**OBJECTIVE:**
Reproduce the data word for word, from its first line through the line that contains "item-quantity: 20 (525, 805, 552, 827)".

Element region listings
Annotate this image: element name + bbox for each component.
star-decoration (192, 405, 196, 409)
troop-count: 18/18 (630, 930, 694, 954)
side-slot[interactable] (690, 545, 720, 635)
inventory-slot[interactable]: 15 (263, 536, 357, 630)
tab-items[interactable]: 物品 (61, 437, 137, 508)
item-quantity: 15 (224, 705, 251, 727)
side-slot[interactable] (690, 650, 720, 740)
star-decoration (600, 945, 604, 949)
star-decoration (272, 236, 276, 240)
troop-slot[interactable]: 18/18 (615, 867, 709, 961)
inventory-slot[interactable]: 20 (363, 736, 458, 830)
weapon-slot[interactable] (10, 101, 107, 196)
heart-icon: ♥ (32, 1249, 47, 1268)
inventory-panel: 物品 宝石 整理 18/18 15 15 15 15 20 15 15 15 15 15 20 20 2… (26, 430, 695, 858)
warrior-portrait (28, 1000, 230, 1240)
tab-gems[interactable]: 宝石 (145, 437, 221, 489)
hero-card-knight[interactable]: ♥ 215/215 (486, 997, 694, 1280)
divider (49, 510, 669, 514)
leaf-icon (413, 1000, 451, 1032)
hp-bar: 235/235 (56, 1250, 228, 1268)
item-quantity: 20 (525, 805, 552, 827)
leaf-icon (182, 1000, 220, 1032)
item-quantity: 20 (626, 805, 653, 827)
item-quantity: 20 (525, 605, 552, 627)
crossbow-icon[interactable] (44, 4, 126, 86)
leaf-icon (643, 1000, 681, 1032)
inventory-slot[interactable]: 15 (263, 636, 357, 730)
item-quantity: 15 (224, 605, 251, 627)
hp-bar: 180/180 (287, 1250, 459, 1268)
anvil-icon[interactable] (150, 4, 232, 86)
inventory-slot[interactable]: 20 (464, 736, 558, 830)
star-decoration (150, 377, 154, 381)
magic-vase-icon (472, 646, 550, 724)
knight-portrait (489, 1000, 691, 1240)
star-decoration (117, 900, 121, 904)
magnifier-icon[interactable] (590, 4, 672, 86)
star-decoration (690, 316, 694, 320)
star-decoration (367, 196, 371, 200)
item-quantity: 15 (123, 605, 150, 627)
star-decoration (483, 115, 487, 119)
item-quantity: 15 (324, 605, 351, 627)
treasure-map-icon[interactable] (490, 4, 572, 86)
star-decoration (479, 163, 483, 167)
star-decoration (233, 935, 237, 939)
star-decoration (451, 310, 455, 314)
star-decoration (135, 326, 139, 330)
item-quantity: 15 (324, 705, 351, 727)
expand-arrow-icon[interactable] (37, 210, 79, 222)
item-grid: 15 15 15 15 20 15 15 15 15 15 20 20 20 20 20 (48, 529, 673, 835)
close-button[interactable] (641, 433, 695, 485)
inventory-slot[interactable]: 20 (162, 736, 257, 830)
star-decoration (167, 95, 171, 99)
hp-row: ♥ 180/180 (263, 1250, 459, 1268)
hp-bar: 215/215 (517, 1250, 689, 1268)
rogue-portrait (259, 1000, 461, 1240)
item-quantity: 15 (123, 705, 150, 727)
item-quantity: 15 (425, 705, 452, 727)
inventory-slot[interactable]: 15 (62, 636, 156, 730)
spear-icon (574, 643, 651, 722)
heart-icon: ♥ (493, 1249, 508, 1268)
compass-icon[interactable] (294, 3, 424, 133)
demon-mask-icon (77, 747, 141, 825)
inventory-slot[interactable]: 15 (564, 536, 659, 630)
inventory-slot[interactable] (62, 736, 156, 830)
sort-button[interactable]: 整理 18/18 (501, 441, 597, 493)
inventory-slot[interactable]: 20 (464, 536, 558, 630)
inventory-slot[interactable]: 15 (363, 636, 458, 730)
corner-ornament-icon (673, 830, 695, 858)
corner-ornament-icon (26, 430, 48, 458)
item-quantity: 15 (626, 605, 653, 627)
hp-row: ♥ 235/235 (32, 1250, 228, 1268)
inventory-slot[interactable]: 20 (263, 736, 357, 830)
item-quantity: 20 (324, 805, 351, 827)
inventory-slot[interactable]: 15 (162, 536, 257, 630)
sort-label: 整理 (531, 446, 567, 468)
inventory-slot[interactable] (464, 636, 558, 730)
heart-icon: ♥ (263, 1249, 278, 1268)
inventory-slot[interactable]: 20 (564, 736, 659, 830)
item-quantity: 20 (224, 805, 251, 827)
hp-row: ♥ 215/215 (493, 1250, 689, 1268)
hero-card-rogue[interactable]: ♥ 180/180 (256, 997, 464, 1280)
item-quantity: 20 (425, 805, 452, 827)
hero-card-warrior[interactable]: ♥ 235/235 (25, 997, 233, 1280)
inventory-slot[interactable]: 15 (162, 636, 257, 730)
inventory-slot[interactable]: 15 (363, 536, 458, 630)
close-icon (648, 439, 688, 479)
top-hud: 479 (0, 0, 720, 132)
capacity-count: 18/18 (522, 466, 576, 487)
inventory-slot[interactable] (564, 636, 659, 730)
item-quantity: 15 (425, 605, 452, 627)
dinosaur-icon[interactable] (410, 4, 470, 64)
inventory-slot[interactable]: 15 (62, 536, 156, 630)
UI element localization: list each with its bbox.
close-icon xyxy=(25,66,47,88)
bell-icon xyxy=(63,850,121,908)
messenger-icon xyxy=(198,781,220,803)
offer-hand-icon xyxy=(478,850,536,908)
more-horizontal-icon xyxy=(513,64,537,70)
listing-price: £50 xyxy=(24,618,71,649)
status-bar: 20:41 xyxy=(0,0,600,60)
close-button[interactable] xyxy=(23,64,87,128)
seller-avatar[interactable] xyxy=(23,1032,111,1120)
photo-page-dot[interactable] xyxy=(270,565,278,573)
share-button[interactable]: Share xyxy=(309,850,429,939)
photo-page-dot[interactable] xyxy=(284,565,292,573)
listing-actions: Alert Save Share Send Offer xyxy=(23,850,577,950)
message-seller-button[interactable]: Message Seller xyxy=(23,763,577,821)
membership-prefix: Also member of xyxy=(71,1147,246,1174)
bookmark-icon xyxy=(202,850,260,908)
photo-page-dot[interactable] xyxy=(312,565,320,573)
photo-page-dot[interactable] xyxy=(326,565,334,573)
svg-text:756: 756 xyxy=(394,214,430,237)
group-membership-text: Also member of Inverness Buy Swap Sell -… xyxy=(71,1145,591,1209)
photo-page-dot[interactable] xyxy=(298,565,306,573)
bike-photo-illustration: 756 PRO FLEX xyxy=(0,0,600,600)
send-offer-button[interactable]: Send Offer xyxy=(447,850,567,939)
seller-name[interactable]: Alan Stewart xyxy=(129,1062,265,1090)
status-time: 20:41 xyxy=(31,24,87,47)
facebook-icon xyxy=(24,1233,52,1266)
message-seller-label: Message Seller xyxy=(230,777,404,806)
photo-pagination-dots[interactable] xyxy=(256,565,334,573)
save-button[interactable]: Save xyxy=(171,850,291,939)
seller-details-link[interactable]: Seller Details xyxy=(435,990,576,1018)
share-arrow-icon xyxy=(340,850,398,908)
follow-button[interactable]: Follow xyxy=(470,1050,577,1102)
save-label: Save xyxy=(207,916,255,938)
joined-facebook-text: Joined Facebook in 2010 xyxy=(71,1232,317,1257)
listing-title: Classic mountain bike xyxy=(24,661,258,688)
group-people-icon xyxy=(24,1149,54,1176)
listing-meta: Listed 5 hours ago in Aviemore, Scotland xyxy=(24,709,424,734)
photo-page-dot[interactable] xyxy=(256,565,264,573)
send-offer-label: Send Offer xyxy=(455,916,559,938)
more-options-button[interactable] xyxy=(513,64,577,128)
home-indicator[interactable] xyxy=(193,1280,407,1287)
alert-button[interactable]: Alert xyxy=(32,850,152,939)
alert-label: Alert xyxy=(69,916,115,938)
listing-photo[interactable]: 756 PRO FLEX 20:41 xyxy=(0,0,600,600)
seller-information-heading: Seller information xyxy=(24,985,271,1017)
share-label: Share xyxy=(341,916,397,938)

**RESULT:**
Annotate this image: element name + bbox for each component.
star-decoration (192, 405, 196, 409)
troop-count: 18/18 (630, 930, 694, 954)
side-slot[interactable] (690, 545, 720, 635)
inventory-slot[interactable]: 15 (263, 536, 357, 630)
tab-items[interactable]: 物品 (61, 437, 137, 508)
item-quantity: 15 (224, 705, 251, 727)
side-slot[interactable] (690, 650, 720, 740)
star-decoration (600, 945, 604, 949)
star-decoration (272, 236, 276, 240)
troop-slot[interactable]: 18/18 (615, 867, 709, 961)
inventory-slot[interactable]: 20 (363, 736, 458, 830)
weapon-slot[interactable] (10, 101, 107, 196)
heart-icon: ♥ (32, 1249, 47, 1268)
inventory-panel: 物品 宝石 整理 18/18 15 15 15 15 20 15 15 15 15 15 20 20 2… (26, 430, 695, 858)
warrior-portrait (28, 1000, 230, 1240)
tab-gems[interactable]: 宝石 (145, 437, 221, 489)
hero-card-knight[interactable]: ♥ 215/215 (486, 997, 694, 1280)
divider (49, 510, 669, 514)
leaf-icon (413, 1000, 451, 1032)
hp-bar: 235/235 (56, 1250, 228, 1268)
item-quantity: 20 (525, 805, 552, 827)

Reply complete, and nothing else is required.